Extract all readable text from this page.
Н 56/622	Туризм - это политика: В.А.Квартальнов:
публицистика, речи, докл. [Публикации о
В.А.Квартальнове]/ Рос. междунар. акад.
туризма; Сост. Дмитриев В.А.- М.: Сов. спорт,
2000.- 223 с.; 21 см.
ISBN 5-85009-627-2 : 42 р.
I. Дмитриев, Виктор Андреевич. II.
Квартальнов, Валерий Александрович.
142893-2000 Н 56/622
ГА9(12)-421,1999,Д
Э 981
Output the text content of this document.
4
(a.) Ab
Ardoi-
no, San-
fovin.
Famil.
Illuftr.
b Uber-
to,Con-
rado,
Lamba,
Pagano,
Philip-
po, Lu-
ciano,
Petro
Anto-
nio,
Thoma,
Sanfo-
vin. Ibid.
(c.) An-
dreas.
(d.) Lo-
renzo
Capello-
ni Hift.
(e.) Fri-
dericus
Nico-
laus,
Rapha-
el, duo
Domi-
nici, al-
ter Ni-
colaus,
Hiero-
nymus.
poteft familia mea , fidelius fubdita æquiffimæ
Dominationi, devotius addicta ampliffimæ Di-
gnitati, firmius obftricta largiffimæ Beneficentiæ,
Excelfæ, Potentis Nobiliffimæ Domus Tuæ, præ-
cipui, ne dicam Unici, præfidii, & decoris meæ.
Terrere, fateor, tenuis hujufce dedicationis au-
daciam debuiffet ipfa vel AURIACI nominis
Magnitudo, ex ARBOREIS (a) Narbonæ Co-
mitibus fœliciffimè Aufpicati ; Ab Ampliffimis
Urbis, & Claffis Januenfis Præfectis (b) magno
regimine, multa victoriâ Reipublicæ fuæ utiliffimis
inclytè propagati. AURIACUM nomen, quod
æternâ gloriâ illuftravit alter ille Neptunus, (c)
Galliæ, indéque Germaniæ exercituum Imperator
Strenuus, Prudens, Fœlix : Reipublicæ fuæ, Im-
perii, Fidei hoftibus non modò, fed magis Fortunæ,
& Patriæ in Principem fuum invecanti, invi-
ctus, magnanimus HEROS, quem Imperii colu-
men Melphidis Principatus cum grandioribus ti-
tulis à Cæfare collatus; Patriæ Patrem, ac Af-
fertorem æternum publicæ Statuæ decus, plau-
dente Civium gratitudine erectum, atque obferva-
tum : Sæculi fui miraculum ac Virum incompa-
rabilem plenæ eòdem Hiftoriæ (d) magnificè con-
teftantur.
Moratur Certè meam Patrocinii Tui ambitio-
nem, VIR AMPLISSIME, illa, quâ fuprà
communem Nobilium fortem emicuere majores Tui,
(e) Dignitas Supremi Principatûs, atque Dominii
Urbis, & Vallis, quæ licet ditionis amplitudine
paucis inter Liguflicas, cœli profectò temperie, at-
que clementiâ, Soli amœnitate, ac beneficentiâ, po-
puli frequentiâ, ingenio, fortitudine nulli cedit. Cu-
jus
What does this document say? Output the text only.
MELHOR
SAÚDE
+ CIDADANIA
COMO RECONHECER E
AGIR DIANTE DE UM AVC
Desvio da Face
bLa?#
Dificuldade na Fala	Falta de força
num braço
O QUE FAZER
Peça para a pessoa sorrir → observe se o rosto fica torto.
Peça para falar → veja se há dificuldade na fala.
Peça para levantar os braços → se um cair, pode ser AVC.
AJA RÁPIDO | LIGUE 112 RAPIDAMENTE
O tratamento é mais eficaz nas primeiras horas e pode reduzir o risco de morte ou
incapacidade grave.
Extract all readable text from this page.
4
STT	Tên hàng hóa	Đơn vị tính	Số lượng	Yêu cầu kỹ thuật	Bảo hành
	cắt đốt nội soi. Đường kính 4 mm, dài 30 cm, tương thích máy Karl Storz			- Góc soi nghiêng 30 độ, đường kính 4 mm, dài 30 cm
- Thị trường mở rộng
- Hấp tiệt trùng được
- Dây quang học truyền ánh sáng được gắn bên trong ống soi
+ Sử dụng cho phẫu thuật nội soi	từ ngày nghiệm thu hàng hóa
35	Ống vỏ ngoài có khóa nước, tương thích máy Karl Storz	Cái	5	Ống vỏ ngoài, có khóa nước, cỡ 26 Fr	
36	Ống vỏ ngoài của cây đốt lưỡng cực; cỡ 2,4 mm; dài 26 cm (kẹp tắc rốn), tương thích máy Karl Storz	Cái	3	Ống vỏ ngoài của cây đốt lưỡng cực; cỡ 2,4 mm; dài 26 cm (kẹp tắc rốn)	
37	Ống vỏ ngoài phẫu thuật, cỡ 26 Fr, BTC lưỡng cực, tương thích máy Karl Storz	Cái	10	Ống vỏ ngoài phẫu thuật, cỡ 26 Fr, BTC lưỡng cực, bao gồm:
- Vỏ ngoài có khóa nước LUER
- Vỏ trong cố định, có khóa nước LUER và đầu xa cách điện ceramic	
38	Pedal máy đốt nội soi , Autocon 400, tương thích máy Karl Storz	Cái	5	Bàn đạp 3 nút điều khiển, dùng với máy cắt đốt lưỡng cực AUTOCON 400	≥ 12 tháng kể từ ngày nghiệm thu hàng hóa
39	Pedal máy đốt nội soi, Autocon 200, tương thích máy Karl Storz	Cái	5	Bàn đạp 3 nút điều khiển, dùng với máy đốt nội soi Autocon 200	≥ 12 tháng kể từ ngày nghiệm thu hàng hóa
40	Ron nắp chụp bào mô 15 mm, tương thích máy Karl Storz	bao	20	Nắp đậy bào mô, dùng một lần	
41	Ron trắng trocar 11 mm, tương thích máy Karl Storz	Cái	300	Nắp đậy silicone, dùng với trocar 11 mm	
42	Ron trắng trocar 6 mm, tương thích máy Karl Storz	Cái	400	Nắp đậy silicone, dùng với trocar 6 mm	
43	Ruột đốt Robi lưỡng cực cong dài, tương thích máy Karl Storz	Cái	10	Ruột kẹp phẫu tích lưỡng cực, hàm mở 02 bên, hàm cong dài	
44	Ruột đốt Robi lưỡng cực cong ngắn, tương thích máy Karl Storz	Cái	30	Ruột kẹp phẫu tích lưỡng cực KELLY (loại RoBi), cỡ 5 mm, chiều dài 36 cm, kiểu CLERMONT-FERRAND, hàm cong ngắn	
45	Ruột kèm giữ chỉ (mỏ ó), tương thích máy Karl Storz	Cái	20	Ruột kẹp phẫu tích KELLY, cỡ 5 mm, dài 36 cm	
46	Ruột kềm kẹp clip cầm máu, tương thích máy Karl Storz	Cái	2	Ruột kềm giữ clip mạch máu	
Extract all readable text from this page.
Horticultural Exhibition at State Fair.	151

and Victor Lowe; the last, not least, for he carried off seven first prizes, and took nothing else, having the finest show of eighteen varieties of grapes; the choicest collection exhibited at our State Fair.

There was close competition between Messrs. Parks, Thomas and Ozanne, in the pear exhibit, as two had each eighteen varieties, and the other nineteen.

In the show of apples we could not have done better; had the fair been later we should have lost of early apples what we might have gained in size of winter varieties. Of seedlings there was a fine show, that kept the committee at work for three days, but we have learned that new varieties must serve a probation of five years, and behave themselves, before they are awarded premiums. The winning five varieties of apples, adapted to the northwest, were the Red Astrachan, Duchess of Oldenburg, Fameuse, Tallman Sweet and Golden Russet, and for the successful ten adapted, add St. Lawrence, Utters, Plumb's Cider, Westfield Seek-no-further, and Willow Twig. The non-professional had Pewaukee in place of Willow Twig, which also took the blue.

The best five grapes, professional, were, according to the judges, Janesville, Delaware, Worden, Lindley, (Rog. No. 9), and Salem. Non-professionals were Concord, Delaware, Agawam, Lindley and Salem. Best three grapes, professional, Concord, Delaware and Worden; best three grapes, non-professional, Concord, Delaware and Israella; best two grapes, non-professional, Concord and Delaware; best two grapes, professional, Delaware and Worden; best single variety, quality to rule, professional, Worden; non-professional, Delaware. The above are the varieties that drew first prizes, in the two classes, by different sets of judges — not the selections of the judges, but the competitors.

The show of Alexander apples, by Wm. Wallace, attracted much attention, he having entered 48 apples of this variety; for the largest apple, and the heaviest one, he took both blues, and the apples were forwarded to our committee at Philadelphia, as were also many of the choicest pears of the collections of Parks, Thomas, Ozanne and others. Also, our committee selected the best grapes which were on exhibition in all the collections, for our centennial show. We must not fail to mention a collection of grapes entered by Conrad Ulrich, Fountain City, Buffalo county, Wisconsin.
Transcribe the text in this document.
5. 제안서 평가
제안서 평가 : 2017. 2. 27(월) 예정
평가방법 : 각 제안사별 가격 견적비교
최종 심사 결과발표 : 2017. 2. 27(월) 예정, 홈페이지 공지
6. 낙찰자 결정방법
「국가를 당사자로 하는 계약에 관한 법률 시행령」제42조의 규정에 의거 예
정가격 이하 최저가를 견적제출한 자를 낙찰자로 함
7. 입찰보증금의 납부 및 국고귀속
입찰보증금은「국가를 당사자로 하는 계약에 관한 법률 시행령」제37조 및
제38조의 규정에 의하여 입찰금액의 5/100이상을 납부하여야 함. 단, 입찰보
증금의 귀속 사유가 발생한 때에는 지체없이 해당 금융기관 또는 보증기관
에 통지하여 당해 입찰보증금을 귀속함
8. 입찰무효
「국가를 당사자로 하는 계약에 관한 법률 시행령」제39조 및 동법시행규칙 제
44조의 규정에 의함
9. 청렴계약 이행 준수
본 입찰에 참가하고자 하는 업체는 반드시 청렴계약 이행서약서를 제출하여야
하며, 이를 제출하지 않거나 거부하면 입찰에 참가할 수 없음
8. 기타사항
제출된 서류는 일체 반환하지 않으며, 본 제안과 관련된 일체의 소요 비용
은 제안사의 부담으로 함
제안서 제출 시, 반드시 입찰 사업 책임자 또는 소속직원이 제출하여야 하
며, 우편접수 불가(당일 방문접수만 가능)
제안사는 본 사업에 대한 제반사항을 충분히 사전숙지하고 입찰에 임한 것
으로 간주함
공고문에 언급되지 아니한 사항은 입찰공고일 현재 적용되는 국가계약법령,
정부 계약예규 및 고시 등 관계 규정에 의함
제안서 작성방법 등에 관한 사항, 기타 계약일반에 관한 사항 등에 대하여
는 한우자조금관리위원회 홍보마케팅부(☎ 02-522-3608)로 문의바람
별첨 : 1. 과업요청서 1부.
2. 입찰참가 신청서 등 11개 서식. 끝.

^^^^

◆ **Task**: Copy out the lines from the line containing "Transcribe the text in this document." to the end of the listing above, without alteration.

◆ **The completed task**:
Transcribe the text in this document.
5. 제안서 평가
제안서 평가 : 2017. 2. 27(월) 예정
평가방법 : 각 제안사별 가격 견적비교
최종 심사 결과발표 : 2017. 2. 27(월) 예정, 홈페이지 공지
6. 낙찰자 결정방법
「국가를 당사자로 하는 계약에 관한 법률 시행령」제42조의 규정에 의거 예
정가격 이하 최저가를 견적제출한 자를 낙찰자로 함
7. 입찰보증금의 납부 및 국고귀속
입찰보증금은「국가를 당사자로 하는 계약에 관한 법률 시행령」제37조 및
제38조의 규정에 의하여 입찰금액의 5/100이상을 납부하여야 함. 단, 입찰보
증금의 귀속 사유가 발생한 때에는 지체없이 해당 금융기관 또는 보증기관
에 통지하여 당해 입찰보증금을 귀속함
8. 입찰무효
「국가를 당사자로 하는 계약에 관한 법률 시행령」제39조 및 동법시행규칙 제
44조의 규정에 의함
9. 청렴계약 이행 준수
본 입찰에 참가하고자 하는 업체는 반드시 청렴계약 이행서약서를 제출하여야
하며, 이를 제출하지 않거나 거부하면 입찰에 참가할 수 없음
8. 기타사항
제출된 서류는 일체 반환하지 않으며, 본 제안과 관련된 일체의 소요 비용
은 제안사의 부담으로 함
제안서 제출 시, 반드시 입찰 사업 책임자 또는 소속직원이 제출하여야 하
며, 우편접수 불가(당일 방문접수만 가능)
제안사는 본 사업에 대한 제반사항을 충분히 사전숙지하고 입찰에 임한 것
으로 간주함
공고문에 언급되지 아니한 사항은 입찰공고일 현재 적용되는 국가계약법령,
정부 계약예규 및 고시 등 관계 규정에 의함
제안서 작성방법 등에 관한 사항, 기타 계약일반에 관한 사항 등에 대하여
는 한우자조금관리위원회 홍보마케팅부(☎ 02-522-3608)로 문의바람
별첨 : 1. 과업요청서 1부.
2. 입찰참가 신청서 등 11개 서식. 끝.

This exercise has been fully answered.